Written instruction
Copy the data that follows exactly. Include no pictures.

Records supplied
++++++

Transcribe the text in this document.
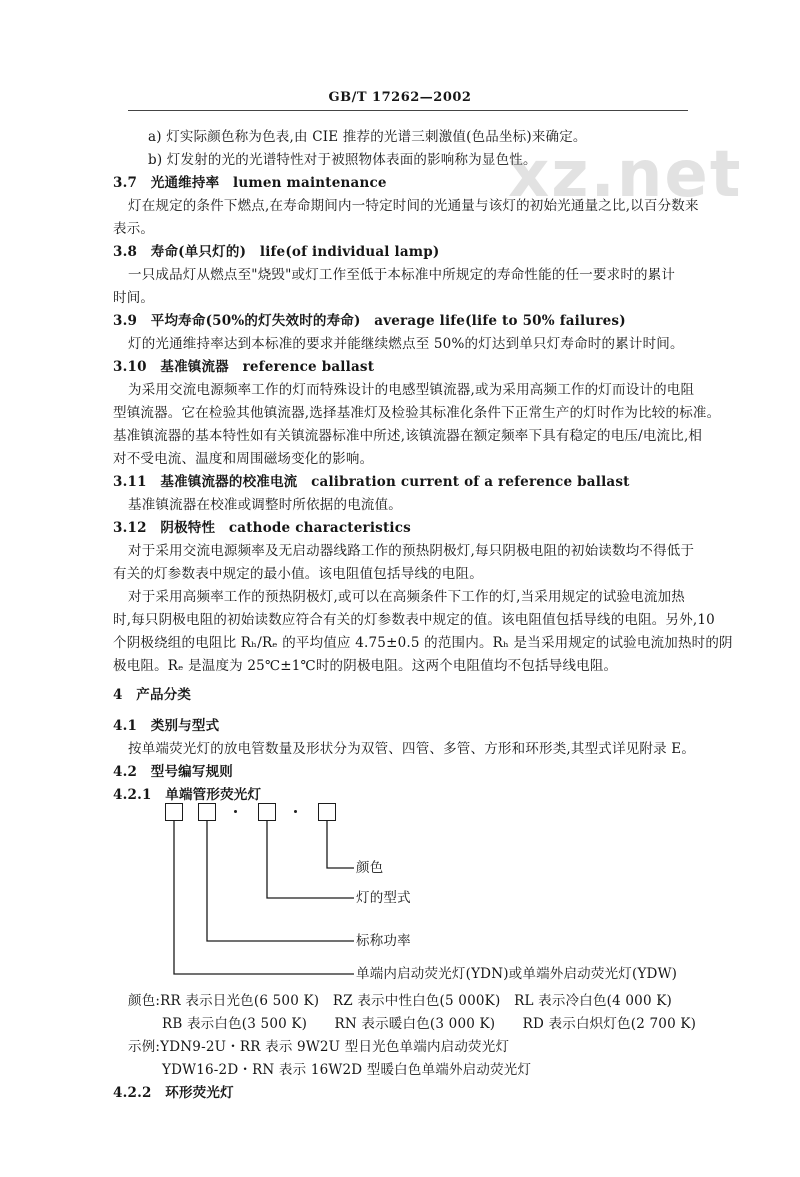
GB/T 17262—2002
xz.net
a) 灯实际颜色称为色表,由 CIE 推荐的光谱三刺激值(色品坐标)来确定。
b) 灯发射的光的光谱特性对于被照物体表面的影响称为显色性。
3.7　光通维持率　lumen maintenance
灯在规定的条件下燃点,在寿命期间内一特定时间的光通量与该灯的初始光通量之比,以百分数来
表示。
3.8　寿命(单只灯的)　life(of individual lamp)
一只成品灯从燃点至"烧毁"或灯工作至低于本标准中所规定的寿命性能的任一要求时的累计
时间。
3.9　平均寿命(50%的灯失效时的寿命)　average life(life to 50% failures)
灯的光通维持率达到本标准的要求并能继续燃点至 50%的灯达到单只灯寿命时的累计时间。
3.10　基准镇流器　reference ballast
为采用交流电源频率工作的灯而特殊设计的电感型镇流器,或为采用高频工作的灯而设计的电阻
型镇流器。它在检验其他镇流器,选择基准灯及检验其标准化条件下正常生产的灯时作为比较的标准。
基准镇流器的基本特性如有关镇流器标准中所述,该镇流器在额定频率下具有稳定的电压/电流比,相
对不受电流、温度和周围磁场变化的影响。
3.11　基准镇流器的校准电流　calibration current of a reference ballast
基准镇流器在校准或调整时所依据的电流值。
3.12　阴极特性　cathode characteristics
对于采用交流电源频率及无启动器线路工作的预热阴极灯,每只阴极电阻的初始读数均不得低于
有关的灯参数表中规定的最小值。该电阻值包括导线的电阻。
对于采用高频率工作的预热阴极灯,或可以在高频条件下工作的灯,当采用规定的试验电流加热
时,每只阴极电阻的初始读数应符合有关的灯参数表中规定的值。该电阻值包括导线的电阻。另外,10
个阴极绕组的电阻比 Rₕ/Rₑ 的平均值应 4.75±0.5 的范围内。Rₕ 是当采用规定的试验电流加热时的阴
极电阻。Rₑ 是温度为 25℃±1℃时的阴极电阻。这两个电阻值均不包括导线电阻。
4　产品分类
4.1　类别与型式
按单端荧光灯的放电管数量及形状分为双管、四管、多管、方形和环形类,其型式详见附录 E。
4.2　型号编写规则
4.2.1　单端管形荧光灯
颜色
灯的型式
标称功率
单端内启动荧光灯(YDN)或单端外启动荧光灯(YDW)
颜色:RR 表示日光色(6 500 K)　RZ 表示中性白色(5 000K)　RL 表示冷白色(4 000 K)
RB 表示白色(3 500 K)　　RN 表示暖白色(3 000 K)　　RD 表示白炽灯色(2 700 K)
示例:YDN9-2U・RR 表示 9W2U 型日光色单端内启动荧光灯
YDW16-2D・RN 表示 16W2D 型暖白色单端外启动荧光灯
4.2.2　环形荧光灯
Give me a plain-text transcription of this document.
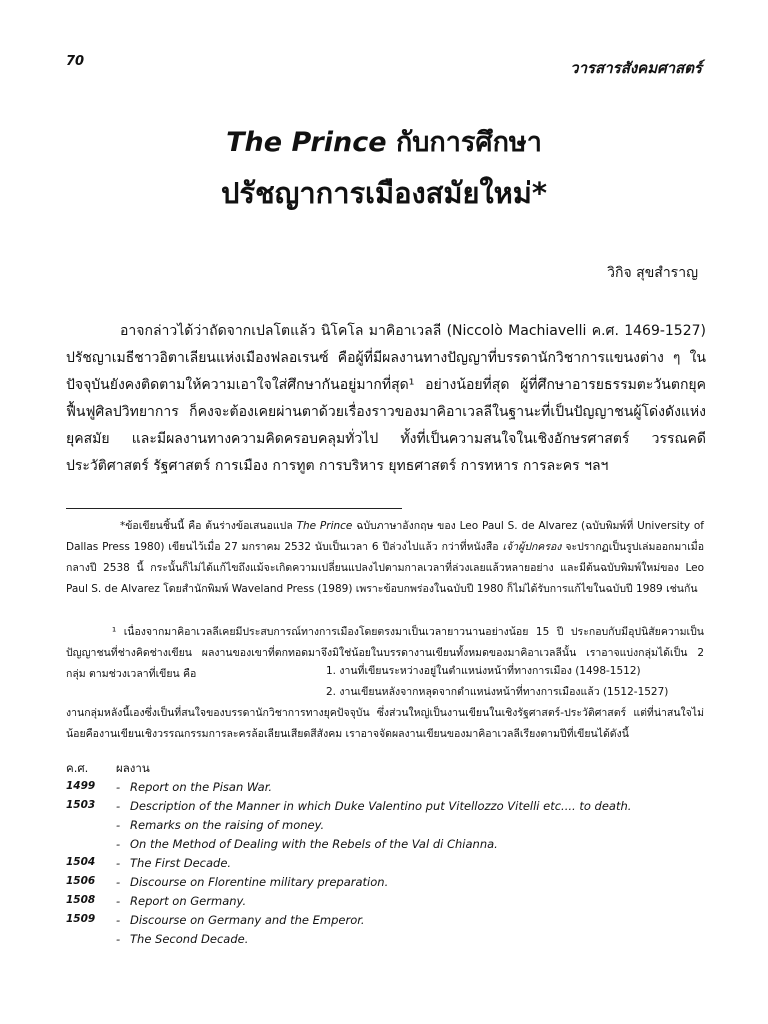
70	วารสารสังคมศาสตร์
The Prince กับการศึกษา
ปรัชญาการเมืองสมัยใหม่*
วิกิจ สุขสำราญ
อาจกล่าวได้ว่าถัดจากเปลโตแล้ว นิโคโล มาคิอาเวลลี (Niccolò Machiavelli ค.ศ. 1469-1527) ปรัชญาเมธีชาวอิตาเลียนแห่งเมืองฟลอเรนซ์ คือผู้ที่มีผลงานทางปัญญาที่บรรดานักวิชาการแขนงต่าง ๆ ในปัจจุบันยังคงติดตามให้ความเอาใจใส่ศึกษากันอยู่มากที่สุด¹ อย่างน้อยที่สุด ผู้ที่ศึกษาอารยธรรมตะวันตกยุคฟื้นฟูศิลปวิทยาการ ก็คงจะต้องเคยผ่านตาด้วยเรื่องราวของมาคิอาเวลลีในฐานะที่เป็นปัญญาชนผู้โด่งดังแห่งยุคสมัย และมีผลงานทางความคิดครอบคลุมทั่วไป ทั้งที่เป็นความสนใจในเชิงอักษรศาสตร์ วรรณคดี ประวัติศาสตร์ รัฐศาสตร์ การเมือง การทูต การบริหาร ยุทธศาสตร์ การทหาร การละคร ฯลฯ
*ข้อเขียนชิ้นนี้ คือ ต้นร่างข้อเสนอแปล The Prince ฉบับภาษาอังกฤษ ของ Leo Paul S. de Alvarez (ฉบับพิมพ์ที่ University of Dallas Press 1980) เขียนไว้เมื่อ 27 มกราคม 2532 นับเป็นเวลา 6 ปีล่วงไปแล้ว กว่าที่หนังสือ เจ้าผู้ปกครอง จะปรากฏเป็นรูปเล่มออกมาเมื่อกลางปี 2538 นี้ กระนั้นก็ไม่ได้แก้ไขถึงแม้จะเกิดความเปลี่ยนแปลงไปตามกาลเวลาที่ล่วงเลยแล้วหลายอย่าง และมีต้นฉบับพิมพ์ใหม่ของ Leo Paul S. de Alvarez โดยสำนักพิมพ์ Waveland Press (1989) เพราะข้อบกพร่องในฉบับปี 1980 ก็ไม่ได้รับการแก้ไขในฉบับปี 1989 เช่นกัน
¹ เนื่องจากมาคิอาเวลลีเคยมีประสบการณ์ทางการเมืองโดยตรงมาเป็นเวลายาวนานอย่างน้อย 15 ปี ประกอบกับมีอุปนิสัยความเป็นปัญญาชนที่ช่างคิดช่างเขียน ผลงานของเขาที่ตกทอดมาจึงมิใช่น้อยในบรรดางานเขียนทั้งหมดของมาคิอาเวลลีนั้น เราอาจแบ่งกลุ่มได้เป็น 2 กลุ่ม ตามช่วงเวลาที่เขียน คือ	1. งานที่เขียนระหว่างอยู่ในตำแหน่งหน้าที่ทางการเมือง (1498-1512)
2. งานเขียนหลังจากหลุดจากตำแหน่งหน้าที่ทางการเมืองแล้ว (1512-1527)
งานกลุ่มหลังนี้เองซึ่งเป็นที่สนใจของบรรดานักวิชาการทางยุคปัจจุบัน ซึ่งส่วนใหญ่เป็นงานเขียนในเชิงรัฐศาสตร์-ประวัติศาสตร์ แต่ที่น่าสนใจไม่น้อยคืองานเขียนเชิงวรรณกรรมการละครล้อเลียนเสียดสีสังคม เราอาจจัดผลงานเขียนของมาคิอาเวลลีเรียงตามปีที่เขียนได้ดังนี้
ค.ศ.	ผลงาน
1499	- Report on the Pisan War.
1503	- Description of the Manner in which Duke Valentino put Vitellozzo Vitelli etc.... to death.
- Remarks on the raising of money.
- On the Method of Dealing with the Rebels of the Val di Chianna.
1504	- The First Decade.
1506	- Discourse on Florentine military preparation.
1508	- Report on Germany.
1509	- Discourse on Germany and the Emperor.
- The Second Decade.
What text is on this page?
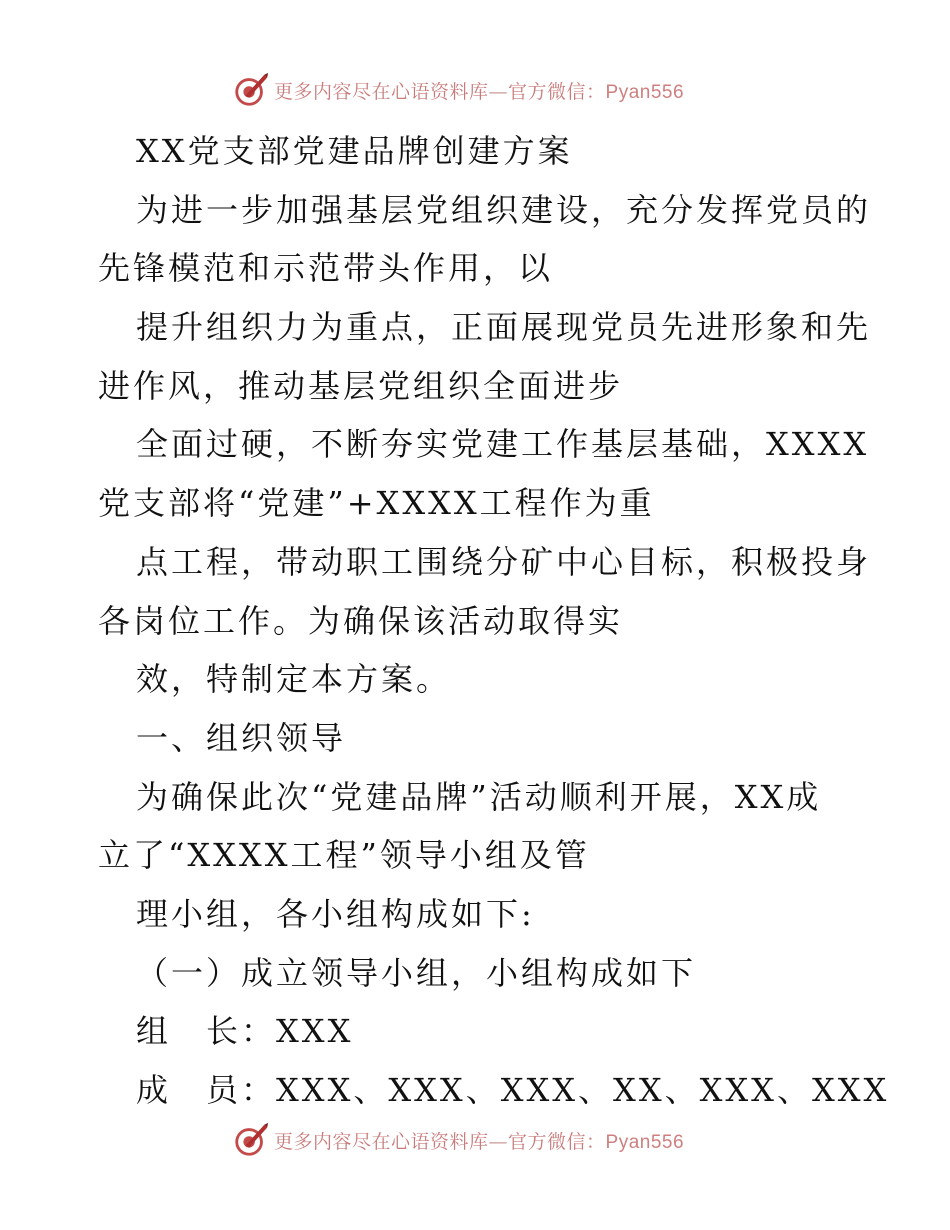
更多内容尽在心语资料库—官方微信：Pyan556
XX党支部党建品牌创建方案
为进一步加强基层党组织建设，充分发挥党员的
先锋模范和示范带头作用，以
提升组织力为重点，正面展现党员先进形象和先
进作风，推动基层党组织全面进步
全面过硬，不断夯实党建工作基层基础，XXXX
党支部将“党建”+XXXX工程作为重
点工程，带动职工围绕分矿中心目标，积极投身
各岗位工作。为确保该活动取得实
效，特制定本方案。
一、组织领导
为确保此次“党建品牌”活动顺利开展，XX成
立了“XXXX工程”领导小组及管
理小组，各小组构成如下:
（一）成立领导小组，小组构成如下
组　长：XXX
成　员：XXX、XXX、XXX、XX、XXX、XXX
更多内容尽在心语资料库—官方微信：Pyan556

++++++

Written response
Transcribe the text in this document.
GB/T 17262—2002
xz.net
a) 灯实际颜色称为色表,由 CIE 推荐的光谱三刺激值(色品坐标)来确定。
b) 灯发射的光的光谱特性对于被照物体表面的影响称为显色性。
3.7　光通维持率　lumen maintenance
灯在规定的条件下燃点,在寿命期间内一特定时间的光通量与该灯的初始光通量之比,以百分数来
表示。
3.8　寿命(单只灯的)　life(of individual lamp)
一只成品灯从燃点至"烧毁"或灯工作至低于本标准中所规定的寿命性能的任一要求时的累计
时间。
3.9　平均寿命(50%的灯失效时的寿命)　average life(life to 50% failures)
灯的光通维持率达到本标准的要求并能继续燃点至 50%的灯达到单只灯寿命时的累计时间。
3.10　基准镇流器　reference ballast
为采用交流电源频率工作的灯而特殊设计的电感型镇流器,或为采用高频工作的灯而设计的电阻
型镇流器。它在检验其他镇流器,选择基准灯及检验其标准化条件下正常生产的灯时作为比较的标准。
基准镇流器的基本特性如有关镇流器标准中所述,该镇流器在额定频率下具有稳定的电压/电流比,相
对不受电流、温度和周围磁场变化的影响。
3.11　基准镇流器的校准电流　calibration current of a reference ballast
基准镇流器在校准或调整时所依据的电流值。
3.12　阴极特性　cathode characteristics
对于采用交流电源频率及无启动器线路工作的预热阴极灯,每只阴极电阻的初始读数均不得低于
有关的灯参数表中规定的最小值。该电阻值包括导线的电阻。
对于采用高频率工作的预热阴极灯,或可以在高频条件下工作的灯,当采用规定的试验电流加热
时,每只阴极电阻的初始读数应符合有关的灯参数表中规定的值。该电阻值包括导线的电阻。另外,10
个阴极绕组的电阻比 Rₕ/Rₑ 的平均值应 4.75±0.5 的范围内。Rₕ 是当采用规定的试验电流加热时的阴
极电阻。Rₑ 是温度为 25℃±1℃时的阴极电阻。这两个电阻值均不包括导线电阻。
4　产品分类
4.1　类别与型式
按单端荧光灯的放电管数量及形状分为双管、四管、多管、方形和环形类,其型式详见附录 E。
4.2　型号编写规则
4.2.1　单端管形荧光灯
颜色
灯的型式
标称功率
单端内启动荧光灯(YDN)或单端外启动荧光灯(YDW)
颜色:RR 表示日光色(6 500 K)　RZ 表示中性白色(5 000K)　RL 表示冷白色(4 000 K)
RB 表示白色(3 500 K)　　RN 表示暖白色(3 000 K)　　RD 表示白炽灯色(2 700 K)
示例:YDN9-2U・RR 表示 9W2U 型日光色单端内启动荧光灯
YDW16-2D・RN 表示 16W2D 型暖白色单端外启动荧光灯
4.2.2　环形荧光灯
Give me a plain-text transcription of this document.
70	วารสารสังคมศาสตร์
The Prince กับการศึกษา
ปรัชญาการเมืองสมัยใหม่*
วิกิจ สุขสำราญ
อาจกล่าวได้ว่าถัดจากเปลโตแล้ว นิโคโล มาคิอาเวลลี (Niccolò Machiavelli ค.ศ. 1469-1527) ปรัชญาเมธีชาวอิตาเลียนแห่งเมืองฟลอเรนซ์ คือผู้ที่มีผลงานทางปัญญาที่บรรดานักวิชาการแขนงต่าง ๆ ในปัจจุบันยังคงติดตามให้ความเอาใจใส่ศึกษากันอยู่มากที่สุด¹ อย่างน้อยที่สุด ผู้ที่ศึกษาอารยธรรมตะวันตกยุคฟื้นฟูศิลปวิทยาการ ก็คงจะต้องเคยผ่านตาด้วยเรื่องราวของมาคิอาเวลลีในฐานะที่เป็นปัญญาชนผู้โด่งดังแห่งยุคสมัย และมีผลงานทางความคิดครอบคลุมทั่วไป ทั้งที่เป็นความสนใจในเชิงอักษรศาสตร์ วรรณคดี ประวัติศาสตร์ รัฐศาสตร์ การเมือง การทูต การบริหาร ยุทธศาสตร์ การทหาร การละคร ฯลฯ
*ข้อเขียนชิ้นนี้ คือ ต้นร่างข้อเสนอแปล The Prince ฉบับภาษาอังกฤษ ของ Leo Paul S. de Alvarez (ฉบับพิมพ์ที่ University of Dallas Press 1980) เขียนไว้เมื่อ 27 มกราคม 2532 นับเป็นเวลา 6 ปีล่วงไปแล้ว กว่าที่หนังสือ เจ้าผู้ปกครอง จะปรากฏเป็นรูปเล่มออกมาเมื่อกลางปี 2538 นี้ กระนั้นก็ไม่ได้แก้ไขถึงแม้จะเกิดความเปลี่ยนแปลงไปตามกาลเวลาที่ล่วงเลยแล้วหลายอย่าง และมีต้นฉบับพิมพ์ใหม่ของ Leo Paul S. de Alvarez โดยสำนักพิมพ์ Waveland Press (1989) เพราะข้อบกพร่องในฉบับปี 1980 ก็ไม่ได้รับการแก้ไขในฉบับปี 1989 เช่นกัน
¹ เนื่องจากมาคิอาเวลลีเคยมีประสบการณ์ทางการเมืองโดยตรงมาเป็นเวลายาวนานอย่างน้อย 15 ปี ประกอบกับมีอุปนิสัยความเป็นปัญญาชนที่ช่างคิดช่างเขียน ผลงานของเขาที่ตกทอดมาจึงมิใช่น้อยในบรรดางานเขียนทั้งหมดของมาคิอาเวลลีนั้น เราอาจแบ่งกลุ่มได้เป็น 2 กลุ่ม ตามช่วงเวลาที่เขียน คือ	1. งานที่เขียนระหว่างอยู่ในตำแหน่งหน้าที่ทางการเมือง (1498-1512)
2. งานเขียนหลังจากหลุดจากตำแหน่งหน้าที่ทางการเมืองแล้ว (1512-1527)
งานกลุ่มหลังนี้เองซึ่งเป็นที่สนใจของบรรดานักวิชาการทางยุคปัจจุบัน ซึ่งส่วนใหญ่เป็นงานเขียนในเชิงรัฐศาสตร์-ประวัติศาสตร์ แต่ที่น่าสนใจไม่น้อยคืองานเขียนเชิงวรรณกรรมการละครล้อเลียนเสียดสีสังคม เราอาจจัดผลงานเขียนของมาคิอาเวลลีเรียงตามปีที่เขียนได้ดังนี้
ค.ศ.	ผลงาน
1499	- Report on the Pisan War.
1503	- Description of the Manner in which Duke Valentino put Vitellozzo Vitelli etc.... to death.
- Remarks on the raising of money.
- On the Method of Dealing with the Rebels of the Val di Chianna.
1504	- The First Decade.
1506	- Discourse on Florentine military preparation.
1508	- Report on Germany.
1509	- Discourse on Germany and the Emperor.
- The Second Decade.
What text is on this page?
更多内容尽在心语资料库—官方微信：Pyan556
XX党支部党建品牌创建方案
为进一步加强基层党组织建设，充分发挥党员的
先锋模范和示范带头作用，以
提升组织力为重点，正面展现党员先进形象和先
进作风，推动基层党组织全面进步
全面过硬，不断夯实党建工作基层基础，XXXX
党支部将“党建”+XXXX工程作为重
点工程，带动职工围绕分矿中心目标，积极投身
各岗位工作。为确保该活动取得实
效，特制定本方案。
一、组织领导
为确保此次“党建品牌”活动顺利开展，XX成
立了“XXXX工程”领导小组及管
理小组，各小组构成如下:
（一）成立领导小组，小组构成如下
组　长：XXX
成　员：XXX、XXX、XXX、XX、XXX、XXX
更多内容尽在心语资料库—官方微信：Pyan556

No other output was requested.